▶ _SET PROBLEM_:
Locate all lines with the word "supplementare". Copy them.

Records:
====================

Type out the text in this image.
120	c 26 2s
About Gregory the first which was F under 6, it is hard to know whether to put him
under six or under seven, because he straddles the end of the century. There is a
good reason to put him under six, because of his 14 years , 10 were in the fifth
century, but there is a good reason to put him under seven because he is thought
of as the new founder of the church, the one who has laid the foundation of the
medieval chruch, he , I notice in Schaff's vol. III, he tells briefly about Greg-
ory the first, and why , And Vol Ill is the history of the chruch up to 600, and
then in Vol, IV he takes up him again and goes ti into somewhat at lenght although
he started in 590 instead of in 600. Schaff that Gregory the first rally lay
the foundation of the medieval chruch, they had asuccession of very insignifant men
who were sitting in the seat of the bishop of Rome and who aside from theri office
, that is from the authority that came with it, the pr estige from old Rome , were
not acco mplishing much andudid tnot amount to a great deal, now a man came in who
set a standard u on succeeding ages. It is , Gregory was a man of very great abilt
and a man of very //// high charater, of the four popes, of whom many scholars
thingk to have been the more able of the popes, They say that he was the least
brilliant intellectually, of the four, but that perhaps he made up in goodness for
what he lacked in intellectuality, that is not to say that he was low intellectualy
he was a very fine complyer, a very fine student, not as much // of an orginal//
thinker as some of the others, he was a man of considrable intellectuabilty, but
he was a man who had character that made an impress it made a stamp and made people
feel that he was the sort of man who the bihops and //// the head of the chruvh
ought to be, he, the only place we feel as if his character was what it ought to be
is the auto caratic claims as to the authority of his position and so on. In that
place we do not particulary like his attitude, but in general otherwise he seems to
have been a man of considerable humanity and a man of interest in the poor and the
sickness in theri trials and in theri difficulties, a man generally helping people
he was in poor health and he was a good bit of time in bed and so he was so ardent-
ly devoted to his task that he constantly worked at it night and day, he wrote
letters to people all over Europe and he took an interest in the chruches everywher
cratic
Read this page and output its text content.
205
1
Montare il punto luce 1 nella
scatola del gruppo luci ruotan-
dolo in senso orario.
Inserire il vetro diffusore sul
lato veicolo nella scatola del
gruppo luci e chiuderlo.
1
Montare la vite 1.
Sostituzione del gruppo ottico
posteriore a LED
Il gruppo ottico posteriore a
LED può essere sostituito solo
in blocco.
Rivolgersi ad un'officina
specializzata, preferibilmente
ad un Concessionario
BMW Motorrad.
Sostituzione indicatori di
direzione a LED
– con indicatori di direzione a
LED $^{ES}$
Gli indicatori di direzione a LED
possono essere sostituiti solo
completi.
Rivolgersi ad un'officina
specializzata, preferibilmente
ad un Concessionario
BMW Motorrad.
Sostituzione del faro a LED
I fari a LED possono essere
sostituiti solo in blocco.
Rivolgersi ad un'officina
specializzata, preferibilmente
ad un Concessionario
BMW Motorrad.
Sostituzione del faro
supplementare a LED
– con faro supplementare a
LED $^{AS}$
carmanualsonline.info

====================

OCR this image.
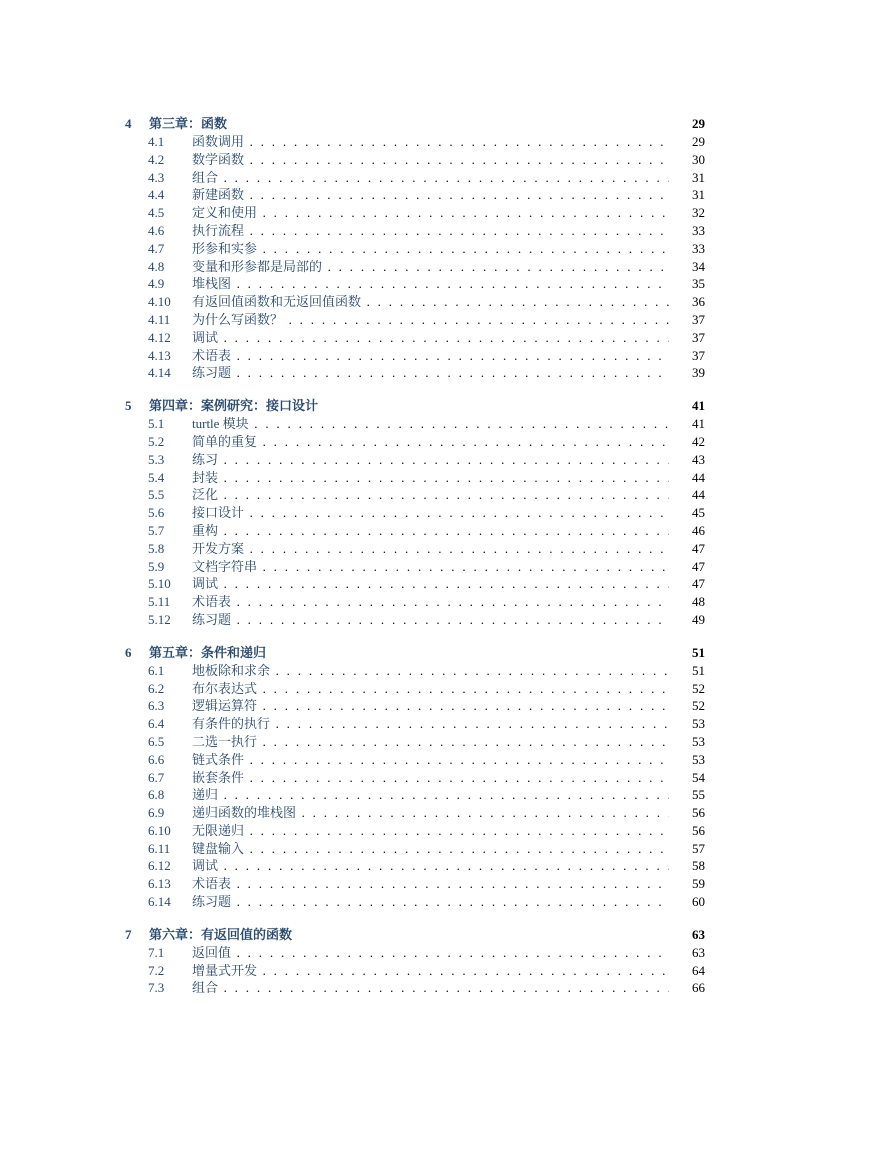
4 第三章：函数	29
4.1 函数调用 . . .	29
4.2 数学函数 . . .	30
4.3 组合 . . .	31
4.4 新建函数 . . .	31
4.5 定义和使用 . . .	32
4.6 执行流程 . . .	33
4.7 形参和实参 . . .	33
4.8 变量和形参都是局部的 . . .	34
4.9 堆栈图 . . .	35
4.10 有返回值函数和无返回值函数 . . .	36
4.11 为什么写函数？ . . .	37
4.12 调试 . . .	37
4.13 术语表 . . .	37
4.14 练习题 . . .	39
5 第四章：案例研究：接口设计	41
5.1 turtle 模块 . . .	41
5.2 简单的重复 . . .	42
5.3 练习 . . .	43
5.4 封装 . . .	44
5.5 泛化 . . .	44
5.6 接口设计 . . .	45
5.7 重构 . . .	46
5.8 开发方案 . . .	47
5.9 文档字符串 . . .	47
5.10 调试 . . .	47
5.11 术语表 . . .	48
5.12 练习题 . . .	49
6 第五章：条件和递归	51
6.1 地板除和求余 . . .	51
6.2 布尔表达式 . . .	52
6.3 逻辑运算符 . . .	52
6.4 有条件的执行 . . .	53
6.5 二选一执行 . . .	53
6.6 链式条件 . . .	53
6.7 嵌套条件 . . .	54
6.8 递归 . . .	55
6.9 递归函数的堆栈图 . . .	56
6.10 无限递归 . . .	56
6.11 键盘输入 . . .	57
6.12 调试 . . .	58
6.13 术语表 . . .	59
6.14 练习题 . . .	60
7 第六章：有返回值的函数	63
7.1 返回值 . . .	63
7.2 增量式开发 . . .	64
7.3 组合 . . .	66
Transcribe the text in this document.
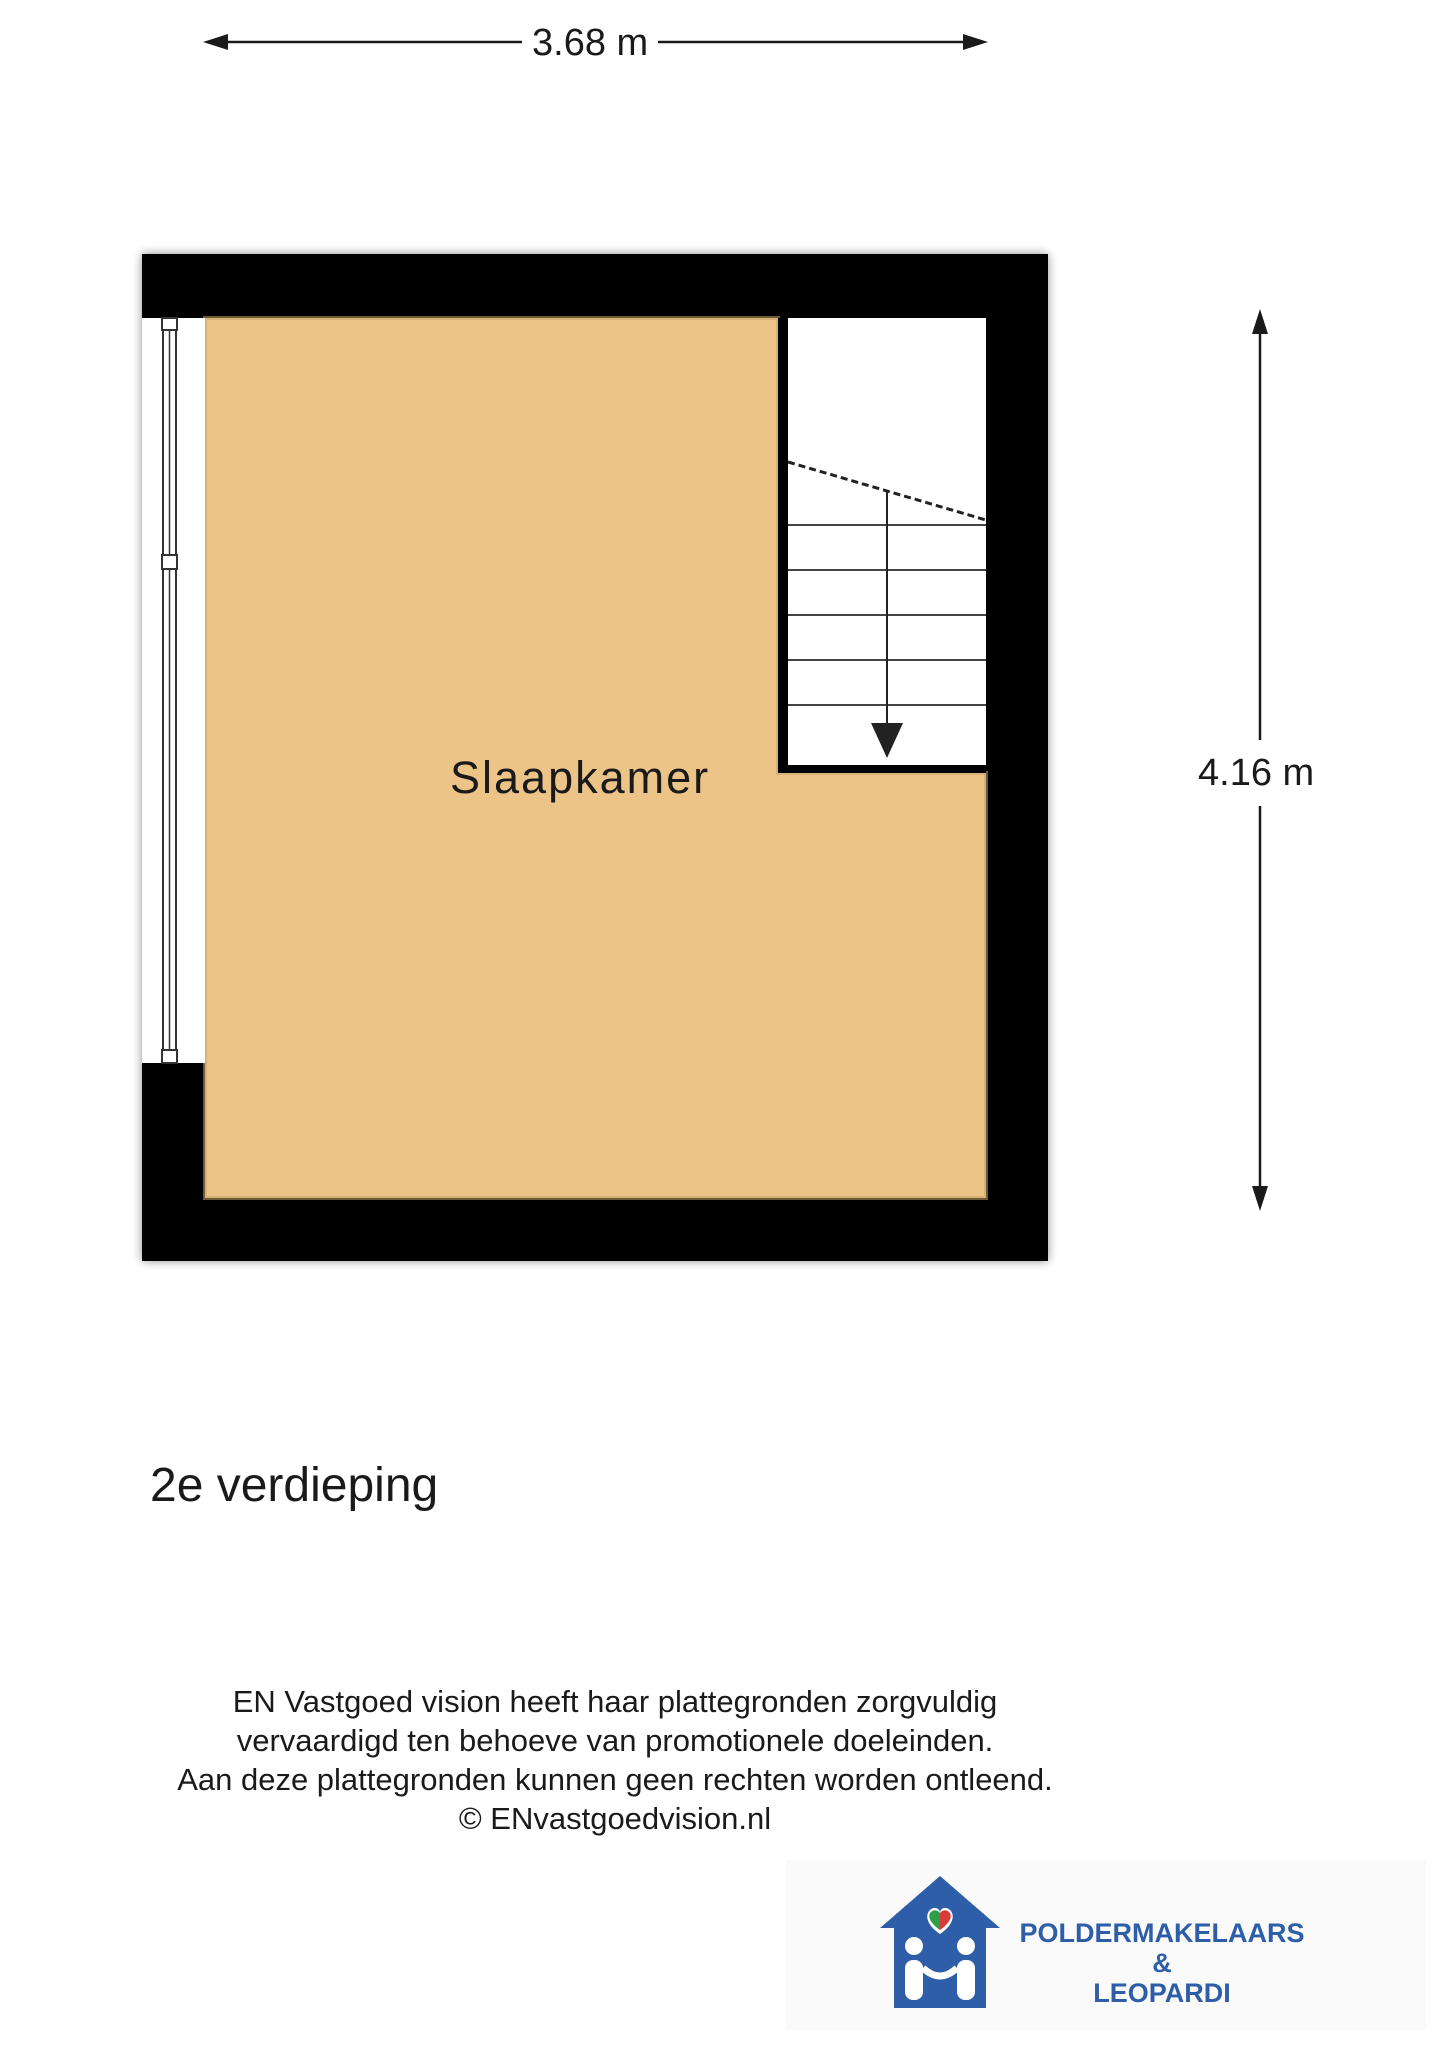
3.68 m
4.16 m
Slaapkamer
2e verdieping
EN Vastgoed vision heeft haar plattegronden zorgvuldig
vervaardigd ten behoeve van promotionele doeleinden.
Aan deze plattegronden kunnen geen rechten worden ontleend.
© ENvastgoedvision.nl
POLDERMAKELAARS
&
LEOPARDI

====================

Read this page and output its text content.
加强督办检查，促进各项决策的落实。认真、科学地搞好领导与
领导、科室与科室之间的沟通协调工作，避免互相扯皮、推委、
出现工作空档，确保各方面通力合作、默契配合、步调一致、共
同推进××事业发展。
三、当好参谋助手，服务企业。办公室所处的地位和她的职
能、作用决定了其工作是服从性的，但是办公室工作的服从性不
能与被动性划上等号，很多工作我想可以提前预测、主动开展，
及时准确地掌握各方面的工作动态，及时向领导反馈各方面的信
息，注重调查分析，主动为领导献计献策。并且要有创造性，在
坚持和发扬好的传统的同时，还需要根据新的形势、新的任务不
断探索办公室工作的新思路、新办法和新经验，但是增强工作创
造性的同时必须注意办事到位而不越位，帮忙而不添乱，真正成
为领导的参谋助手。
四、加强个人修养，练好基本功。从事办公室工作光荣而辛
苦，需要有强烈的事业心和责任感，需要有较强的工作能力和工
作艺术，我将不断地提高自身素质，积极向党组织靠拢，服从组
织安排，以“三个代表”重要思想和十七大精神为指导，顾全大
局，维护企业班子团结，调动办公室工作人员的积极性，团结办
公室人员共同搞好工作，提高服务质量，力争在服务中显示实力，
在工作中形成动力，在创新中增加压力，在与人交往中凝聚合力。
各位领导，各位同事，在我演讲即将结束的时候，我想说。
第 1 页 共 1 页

====================

▶ _ANSWER TO THIS PROBLEM_:
supplementare a LED
– con faro supplementare a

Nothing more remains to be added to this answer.